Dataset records
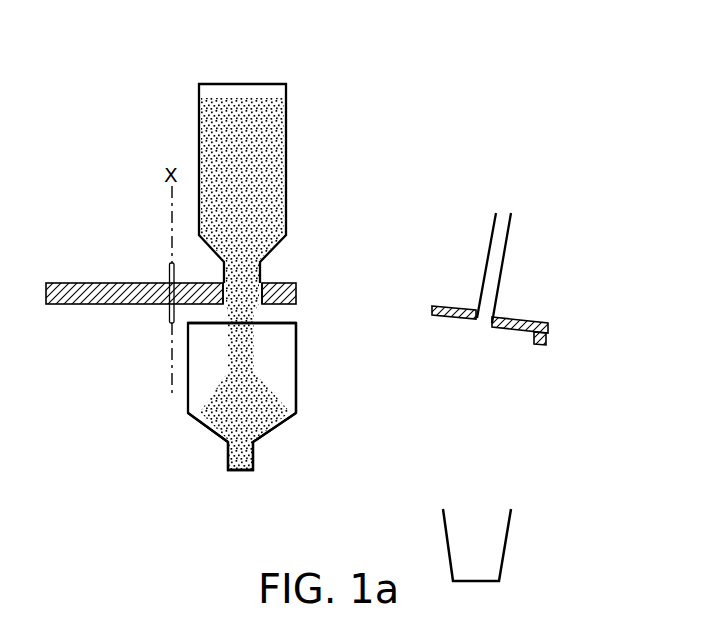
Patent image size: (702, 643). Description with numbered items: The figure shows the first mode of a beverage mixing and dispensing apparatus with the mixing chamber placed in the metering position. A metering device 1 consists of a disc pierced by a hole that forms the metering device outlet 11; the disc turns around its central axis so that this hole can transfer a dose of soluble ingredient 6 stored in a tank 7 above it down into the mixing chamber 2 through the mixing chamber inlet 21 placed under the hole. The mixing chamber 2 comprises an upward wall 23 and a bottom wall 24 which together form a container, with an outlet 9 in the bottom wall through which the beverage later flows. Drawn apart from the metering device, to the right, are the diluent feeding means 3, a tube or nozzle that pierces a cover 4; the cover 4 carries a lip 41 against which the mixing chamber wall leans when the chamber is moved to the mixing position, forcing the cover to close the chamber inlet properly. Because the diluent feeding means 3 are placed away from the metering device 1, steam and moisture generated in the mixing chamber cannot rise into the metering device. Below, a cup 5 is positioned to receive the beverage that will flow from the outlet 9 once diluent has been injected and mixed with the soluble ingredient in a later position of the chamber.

The metering device 1 is at (58, 283).
The mixing chamber 2 is at (186, 403).
The diluent feeding means 3 is at (511, 230).
The cover 4 is at (537, 316).
The lip 41 is at (548, 340).
The cup 5 is at (512, 530).
The soluble ingredient 6 is at (272, 163).
The tank 7 is at (288, 90).
The outlet 9 is at (228, 456).
The metering device outlet 11 is at (250, 293).
The mixing chamber inlet 21 is at (255, 326).
The upward wall 23 is at (296, 392).
The bottom wall 24 is at (273, 428).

- _GIVEN REQUEST_
Rewrite everything from the start of the listing down through the line containing "The metering device 1 is at (58, 283).", replacing "beverage" with "drink" and leaving all else unchanged. Omit the pictures from your answer.

- _RESPONSE TO THIS EXERCISE_
Patent image size: (702, 643). Description with numbered items: The figure shows the first mode of a drink mixing and dispensing apparatus with the mixing chamber placed in the metering position. A metering device 1 consists of a disc pierced by a hole that forms the metering device outlet 11; the disc turns around its central axis so that this hole can transfer a dose of soluble ingredient 6 stored in a tank 7 above it down into the mixing chamber 2 through the mixing chamber inlet 21 placed under the hole. The mixing chamber 2 comprises an upward wall 23 and a bottom wall 24 which together form a container, with an outlet 9 in the bottom wall through which the drink later flows. Drawn apart from the metering device, to the right, are the diluent feeding means 3, a tube or nozzle that pierces a cover 4; the cover 4 carries a lip 41 against which the mixing chamber wall leans when the chamber is moved to the mixing position, forcing the cover to close the chamber inlet properly. Because the diluent feeding means 3 are placed away from the metering device 1, steam and moisture generated in the mixing chamber cannot rise into the metering device. Below, a cup 5 is positioned to receive the drink that will flow from the outlet 9 once diluent has been injected and mixed with the soluble ingredient in a later position of the chamber.

The metering device 1 is at (58, 283).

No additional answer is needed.